[start]

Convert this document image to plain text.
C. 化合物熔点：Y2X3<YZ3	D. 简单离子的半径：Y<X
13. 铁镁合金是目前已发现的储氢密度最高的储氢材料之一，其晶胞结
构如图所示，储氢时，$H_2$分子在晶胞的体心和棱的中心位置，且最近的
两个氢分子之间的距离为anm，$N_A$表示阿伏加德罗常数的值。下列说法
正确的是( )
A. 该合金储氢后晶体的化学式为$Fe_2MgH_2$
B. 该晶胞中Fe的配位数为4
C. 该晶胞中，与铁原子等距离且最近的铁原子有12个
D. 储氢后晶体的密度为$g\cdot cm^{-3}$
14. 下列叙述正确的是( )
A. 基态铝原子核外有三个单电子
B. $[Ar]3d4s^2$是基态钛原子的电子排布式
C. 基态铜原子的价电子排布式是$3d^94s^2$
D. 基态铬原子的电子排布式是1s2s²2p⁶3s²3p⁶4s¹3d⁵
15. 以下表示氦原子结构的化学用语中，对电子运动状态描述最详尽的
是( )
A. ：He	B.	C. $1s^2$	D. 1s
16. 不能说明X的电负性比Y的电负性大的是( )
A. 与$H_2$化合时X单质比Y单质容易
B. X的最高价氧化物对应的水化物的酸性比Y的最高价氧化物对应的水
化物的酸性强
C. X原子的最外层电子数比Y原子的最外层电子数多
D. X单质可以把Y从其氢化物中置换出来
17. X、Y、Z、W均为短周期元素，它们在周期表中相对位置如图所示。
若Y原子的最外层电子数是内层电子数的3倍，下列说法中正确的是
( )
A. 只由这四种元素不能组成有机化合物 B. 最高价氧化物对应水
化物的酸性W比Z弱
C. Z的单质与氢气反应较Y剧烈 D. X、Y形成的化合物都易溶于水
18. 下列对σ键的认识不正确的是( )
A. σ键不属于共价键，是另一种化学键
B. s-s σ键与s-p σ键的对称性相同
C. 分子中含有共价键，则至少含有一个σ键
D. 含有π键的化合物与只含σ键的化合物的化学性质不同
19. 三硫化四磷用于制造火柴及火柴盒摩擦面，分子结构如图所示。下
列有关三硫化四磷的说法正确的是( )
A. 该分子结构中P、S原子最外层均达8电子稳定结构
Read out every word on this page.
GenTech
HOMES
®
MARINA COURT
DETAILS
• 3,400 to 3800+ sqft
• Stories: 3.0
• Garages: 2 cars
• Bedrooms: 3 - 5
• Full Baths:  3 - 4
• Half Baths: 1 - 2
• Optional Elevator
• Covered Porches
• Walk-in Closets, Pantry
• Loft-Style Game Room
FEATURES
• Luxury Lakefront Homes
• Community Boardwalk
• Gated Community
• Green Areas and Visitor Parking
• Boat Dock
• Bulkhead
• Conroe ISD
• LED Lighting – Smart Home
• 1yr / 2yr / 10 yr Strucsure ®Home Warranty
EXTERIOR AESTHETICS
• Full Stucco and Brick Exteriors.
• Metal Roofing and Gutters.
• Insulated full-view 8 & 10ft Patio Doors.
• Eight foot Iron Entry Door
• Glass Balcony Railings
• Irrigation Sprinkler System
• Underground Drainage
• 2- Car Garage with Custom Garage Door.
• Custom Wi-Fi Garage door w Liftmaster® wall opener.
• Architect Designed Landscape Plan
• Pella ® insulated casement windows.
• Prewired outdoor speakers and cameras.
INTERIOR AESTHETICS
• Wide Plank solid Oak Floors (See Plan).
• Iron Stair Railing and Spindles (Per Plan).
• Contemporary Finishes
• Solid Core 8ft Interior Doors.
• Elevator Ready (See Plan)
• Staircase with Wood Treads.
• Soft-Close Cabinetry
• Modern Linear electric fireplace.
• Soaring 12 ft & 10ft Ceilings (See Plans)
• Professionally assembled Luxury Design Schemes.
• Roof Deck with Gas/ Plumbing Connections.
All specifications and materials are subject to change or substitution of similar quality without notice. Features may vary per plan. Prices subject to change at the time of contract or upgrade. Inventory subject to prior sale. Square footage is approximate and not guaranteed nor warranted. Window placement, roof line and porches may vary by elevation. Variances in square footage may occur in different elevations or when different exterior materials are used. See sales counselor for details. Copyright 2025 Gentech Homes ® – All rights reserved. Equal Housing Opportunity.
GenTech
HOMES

[end]

Task to carry out: Say how many lines contain the string "Community", giving nothing but the count.

Response to this task: 2